Your goal: From the entries below, please gather each line containing the string "Kommentieren".
[BEGIN Input rows]
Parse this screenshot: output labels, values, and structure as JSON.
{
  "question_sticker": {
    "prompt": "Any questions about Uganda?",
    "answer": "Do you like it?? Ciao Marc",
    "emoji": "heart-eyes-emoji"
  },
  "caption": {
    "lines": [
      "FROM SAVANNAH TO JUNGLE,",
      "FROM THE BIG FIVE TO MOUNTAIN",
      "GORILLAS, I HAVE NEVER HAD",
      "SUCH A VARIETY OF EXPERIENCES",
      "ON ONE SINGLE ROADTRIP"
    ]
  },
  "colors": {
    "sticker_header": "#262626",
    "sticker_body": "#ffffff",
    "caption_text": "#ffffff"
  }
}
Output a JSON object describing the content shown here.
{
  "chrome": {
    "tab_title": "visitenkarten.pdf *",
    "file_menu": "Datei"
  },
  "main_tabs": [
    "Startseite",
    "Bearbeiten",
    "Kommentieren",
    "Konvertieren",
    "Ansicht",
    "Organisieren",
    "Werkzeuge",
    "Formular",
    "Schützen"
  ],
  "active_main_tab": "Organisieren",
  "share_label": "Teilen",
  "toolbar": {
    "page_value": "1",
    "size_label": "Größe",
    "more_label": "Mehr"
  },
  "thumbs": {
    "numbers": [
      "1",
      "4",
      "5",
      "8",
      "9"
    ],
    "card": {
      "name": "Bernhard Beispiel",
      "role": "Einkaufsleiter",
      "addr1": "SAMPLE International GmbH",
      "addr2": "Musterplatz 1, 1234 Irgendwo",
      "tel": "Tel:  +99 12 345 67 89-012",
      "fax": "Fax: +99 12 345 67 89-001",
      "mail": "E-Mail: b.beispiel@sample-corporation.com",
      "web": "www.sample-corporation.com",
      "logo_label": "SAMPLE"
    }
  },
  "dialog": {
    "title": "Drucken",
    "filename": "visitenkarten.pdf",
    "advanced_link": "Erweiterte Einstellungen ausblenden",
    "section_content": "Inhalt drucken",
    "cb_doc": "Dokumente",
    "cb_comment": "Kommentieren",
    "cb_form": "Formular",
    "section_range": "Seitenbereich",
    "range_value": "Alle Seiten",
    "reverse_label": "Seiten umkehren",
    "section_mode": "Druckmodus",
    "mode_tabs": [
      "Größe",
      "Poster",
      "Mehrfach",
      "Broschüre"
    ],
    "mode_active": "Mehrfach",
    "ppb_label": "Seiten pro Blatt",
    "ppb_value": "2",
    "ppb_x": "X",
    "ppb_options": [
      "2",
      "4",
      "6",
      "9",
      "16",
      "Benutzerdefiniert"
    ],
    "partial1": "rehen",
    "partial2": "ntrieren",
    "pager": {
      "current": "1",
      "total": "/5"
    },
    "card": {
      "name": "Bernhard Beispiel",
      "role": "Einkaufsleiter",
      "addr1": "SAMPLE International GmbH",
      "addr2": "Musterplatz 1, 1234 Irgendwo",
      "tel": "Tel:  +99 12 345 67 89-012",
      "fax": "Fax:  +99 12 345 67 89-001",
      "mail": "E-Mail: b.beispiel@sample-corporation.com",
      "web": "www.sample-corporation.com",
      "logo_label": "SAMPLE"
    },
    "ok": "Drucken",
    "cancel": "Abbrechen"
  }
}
[END Input rows]
Exercise solution:
    "Kommentieren",
    "cb_comment": "Kommentieren",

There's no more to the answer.